Stored items from a collection:
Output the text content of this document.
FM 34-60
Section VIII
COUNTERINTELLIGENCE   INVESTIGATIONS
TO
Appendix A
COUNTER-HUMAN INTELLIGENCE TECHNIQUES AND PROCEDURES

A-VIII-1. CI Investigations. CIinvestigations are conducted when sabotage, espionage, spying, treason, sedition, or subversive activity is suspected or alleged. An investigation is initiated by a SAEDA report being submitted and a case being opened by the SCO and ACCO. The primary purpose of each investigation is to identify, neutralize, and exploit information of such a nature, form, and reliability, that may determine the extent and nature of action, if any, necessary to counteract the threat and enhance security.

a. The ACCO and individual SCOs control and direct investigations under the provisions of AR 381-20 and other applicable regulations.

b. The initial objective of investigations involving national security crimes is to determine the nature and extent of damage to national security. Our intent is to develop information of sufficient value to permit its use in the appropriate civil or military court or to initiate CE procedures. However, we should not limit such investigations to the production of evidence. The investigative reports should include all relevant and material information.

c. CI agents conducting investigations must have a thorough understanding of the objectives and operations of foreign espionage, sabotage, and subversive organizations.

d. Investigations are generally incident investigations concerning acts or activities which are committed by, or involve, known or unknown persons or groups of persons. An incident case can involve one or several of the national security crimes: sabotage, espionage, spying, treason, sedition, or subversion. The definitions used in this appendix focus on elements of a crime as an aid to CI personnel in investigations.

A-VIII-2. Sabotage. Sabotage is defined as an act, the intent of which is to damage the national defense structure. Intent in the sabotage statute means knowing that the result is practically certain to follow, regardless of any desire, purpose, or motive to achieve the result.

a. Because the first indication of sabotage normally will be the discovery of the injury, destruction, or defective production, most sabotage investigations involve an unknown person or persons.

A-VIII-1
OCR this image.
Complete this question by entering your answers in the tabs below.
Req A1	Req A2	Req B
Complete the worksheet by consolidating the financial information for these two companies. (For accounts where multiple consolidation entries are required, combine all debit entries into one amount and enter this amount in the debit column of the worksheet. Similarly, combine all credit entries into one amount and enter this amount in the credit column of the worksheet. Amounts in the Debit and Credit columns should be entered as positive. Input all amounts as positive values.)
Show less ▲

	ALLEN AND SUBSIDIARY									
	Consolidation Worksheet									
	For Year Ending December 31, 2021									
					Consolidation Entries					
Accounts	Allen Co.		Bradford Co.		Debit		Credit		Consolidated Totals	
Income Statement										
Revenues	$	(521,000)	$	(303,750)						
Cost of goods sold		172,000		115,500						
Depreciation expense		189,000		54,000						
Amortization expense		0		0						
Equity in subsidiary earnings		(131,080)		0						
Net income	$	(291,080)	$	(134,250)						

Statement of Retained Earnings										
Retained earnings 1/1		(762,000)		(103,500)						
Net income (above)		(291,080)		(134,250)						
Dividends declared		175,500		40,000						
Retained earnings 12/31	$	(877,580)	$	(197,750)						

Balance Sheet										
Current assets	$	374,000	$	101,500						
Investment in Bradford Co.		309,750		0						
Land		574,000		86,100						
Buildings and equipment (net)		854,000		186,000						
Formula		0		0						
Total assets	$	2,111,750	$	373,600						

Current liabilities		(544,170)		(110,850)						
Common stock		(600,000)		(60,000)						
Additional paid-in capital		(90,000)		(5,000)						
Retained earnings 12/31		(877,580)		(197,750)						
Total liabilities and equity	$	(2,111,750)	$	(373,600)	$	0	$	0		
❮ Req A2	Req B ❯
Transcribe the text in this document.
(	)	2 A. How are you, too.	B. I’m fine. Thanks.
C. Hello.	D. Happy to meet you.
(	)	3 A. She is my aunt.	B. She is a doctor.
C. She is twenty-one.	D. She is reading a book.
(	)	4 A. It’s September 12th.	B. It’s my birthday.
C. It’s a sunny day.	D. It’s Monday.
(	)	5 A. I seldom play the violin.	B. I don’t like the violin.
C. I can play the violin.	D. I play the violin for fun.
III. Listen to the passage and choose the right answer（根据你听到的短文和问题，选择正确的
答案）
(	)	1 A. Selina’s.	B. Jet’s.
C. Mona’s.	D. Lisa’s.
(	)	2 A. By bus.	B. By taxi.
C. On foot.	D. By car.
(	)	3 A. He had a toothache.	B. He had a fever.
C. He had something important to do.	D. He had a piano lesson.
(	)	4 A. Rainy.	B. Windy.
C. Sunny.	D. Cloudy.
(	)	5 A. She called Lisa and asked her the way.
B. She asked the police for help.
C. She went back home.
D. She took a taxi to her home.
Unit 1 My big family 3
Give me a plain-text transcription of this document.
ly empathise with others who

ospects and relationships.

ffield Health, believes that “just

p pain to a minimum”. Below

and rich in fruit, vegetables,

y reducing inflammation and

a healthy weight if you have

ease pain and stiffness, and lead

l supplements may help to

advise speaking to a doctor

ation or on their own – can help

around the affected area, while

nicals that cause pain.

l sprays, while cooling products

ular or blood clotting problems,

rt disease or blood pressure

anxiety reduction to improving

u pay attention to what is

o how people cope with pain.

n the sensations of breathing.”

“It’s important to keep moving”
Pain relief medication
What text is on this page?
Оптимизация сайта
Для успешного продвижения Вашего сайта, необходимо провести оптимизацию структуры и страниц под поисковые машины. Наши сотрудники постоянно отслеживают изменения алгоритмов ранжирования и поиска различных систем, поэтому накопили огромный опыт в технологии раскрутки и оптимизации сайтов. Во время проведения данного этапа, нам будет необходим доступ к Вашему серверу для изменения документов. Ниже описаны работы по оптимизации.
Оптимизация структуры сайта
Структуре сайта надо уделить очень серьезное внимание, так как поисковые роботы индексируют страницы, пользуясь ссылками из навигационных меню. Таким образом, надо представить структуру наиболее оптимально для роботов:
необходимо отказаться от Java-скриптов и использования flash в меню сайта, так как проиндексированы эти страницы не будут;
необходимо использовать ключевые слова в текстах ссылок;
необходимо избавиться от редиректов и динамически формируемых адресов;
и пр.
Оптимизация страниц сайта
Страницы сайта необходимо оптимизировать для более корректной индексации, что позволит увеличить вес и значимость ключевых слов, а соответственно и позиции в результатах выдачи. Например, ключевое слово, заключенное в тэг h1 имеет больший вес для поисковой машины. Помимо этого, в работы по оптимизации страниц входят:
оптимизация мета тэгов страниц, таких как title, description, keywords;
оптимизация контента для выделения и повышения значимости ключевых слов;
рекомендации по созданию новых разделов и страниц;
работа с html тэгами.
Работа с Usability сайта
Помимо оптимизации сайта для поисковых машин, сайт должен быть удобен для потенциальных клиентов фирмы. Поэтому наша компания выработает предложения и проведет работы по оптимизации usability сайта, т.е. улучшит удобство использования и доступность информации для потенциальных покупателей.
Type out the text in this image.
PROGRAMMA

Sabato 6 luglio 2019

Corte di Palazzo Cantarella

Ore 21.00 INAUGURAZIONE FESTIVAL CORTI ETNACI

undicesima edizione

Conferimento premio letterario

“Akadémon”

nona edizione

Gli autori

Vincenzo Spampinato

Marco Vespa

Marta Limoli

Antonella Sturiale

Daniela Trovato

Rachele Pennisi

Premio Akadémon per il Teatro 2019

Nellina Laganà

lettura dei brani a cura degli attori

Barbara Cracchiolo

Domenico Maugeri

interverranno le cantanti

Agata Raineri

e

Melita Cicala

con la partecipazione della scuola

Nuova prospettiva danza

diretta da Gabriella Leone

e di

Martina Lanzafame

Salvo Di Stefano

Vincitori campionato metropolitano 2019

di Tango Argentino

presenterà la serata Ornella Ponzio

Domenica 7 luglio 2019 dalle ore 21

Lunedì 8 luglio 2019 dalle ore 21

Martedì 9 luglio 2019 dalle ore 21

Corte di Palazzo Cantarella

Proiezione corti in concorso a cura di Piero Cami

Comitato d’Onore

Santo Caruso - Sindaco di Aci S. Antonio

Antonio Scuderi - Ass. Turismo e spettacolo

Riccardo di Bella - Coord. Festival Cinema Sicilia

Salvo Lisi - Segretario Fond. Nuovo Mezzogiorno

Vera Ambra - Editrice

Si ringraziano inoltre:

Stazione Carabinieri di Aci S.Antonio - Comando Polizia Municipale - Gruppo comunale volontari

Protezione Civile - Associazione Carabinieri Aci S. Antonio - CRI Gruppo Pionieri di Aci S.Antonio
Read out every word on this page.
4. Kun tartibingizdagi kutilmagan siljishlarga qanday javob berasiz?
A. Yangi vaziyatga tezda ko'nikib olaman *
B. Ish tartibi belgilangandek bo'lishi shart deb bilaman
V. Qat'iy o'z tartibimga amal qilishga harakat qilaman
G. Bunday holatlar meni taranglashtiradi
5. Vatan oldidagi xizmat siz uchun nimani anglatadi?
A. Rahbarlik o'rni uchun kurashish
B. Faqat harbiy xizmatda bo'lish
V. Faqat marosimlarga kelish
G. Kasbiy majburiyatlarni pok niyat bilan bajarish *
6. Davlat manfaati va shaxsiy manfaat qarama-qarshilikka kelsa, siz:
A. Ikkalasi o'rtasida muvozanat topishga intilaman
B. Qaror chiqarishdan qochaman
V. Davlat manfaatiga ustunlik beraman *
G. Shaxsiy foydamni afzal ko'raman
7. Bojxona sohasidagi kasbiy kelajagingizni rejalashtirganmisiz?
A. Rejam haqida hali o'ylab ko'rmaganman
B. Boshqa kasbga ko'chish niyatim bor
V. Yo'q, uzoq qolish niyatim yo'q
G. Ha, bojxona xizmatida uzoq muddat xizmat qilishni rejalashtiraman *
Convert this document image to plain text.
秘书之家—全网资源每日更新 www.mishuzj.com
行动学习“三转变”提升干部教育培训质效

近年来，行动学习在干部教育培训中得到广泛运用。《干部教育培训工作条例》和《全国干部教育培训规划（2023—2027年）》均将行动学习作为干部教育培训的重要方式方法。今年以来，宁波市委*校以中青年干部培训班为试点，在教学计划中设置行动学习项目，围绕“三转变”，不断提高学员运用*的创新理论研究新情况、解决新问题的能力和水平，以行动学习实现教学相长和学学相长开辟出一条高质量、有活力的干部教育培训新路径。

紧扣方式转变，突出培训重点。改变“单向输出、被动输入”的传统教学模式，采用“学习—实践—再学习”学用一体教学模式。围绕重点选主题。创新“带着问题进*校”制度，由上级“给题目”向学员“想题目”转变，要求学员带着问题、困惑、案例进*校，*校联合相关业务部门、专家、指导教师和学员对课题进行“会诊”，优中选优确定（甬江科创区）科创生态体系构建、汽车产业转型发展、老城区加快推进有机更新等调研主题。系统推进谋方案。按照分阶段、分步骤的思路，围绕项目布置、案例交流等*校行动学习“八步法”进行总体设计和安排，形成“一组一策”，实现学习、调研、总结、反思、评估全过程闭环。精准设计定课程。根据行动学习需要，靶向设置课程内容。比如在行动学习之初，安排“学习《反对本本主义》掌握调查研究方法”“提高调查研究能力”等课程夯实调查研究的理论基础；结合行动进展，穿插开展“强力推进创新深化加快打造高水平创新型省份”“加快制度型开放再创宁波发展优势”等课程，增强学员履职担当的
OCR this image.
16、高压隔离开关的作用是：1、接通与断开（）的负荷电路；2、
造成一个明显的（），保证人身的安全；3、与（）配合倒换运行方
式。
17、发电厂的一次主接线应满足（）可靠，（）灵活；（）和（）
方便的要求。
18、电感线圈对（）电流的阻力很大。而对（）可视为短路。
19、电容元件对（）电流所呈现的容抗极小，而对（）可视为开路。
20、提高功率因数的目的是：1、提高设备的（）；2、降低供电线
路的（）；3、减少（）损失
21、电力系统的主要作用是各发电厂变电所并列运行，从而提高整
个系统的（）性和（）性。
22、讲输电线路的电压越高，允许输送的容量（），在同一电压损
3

▶ **WORK TO BE COMPLETED**
Check each line of the listing above for the string "blood", then report only how many lines have it.

▶ **FINISHED TASK**
2